WRITTEN PROBLEM :: Lines before the one containing "Give me the" are excluded; reproduce that line and all lines after it in the entries below, exactly.

* start SOURCE DATA *

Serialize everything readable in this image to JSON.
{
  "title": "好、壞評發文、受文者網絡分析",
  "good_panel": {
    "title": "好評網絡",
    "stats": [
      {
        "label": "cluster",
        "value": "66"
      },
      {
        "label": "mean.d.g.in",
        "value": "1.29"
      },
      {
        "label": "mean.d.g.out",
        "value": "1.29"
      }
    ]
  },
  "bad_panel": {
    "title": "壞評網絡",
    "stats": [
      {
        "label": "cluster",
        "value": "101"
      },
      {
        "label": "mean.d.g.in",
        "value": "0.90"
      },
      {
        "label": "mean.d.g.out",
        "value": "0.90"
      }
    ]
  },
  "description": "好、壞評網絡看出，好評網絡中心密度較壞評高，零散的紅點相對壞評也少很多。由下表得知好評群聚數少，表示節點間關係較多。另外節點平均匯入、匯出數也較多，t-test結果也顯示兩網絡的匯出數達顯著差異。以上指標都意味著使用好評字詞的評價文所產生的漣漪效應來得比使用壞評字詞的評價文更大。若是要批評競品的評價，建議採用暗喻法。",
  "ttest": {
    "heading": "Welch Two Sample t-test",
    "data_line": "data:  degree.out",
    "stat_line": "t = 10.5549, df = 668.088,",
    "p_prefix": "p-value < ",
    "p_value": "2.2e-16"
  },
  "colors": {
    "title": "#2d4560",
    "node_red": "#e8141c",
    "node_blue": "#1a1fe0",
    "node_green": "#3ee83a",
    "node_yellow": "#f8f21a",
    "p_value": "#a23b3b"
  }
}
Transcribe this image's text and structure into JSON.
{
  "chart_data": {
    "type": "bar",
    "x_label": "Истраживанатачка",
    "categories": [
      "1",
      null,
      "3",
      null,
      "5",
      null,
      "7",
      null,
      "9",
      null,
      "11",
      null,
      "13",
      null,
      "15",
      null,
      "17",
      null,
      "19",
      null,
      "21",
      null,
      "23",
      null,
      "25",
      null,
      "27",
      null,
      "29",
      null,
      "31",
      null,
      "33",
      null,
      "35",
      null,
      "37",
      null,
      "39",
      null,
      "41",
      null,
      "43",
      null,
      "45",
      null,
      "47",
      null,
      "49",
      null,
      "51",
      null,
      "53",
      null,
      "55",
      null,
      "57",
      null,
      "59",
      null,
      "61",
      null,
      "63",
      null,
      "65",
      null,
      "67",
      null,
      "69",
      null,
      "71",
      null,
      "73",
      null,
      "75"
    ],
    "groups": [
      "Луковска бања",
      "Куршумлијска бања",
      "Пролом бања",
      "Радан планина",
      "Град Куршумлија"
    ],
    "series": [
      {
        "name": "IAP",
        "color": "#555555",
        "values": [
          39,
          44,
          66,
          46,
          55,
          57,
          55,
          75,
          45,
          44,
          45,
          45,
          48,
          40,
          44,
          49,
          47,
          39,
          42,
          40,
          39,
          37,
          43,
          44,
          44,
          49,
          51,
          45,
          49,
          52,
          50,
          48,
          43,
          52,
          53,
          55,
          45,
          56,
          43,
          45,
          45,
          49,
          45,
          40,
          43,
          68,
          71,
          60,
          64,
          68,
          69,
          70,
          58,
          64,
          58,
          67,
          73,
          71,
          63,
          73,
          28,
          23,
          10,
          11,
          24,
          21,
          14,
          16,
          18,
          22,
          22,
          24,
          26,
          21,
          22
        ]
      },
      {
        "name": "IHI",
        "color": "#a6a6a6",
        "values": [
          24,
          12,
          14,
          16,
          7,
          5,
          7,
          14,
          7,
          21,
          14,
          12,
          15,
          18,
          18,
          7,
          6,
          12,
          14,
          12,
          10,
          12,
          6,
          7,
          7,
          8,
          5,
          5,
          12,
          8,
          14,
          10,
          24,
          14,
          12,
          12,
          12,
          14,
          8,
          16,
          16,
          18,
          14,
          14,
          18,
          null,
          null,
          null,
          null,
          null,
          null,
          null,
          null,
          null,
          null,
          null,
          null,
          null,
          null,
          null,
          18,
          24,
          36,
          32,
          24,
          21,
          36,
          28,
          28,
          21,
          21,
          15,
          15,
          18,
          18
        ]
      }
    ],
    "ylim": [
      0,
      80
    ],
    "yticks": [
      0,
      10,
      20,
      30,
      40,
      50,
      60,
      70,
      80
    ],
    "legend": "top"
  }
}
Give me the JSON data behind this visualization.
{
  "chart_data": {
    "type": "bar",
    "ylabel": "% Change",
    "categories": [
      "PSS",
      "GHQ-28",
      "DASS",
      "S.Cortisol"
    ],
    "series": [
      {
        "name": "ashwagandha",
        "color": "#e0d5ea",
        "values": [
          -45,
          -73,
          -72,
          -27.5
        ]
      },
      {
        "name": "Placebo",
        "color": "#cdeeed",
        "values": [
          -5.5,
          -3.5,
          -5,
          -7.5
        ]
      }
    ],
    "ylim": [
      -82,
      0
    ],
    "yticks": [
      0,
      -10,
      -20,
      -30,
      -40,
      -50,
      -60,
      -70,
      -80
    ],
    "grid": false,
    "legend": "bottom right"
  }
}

* end SOURCE DATA *

FULL ANSWER ::
Give me the JSON data behind this visualization.
{
  "chart_data": {
    "type": "bar",
    "ylabel": "% Change",
    "categories": [
      "PSS",
      "GHQ-28",
      "DASS",
      "S.Cortisol"
    ],
    "series": [
      {
        "name": "ashwagandha",
        "color": "#e0d5ea",
        "values": [
          -45,
          -73,
          -72,
          -27.5
        ]
      },
      {
        "name": "Placebo",
        "color": "#cdeeed",
        "values": [
          -5.5,
          -3.5,
          -5,
          -7.5
        ]
      }
    ],
    "ylim": [
      -82,
      0
    ],
    "yticks": [
      0,
      -10,
      -20,
      -30,
      -40,
      -50,
      -60,
      -70,
      -80
    ],
    "grid": false,
    "legend": "bottom right"
  }
}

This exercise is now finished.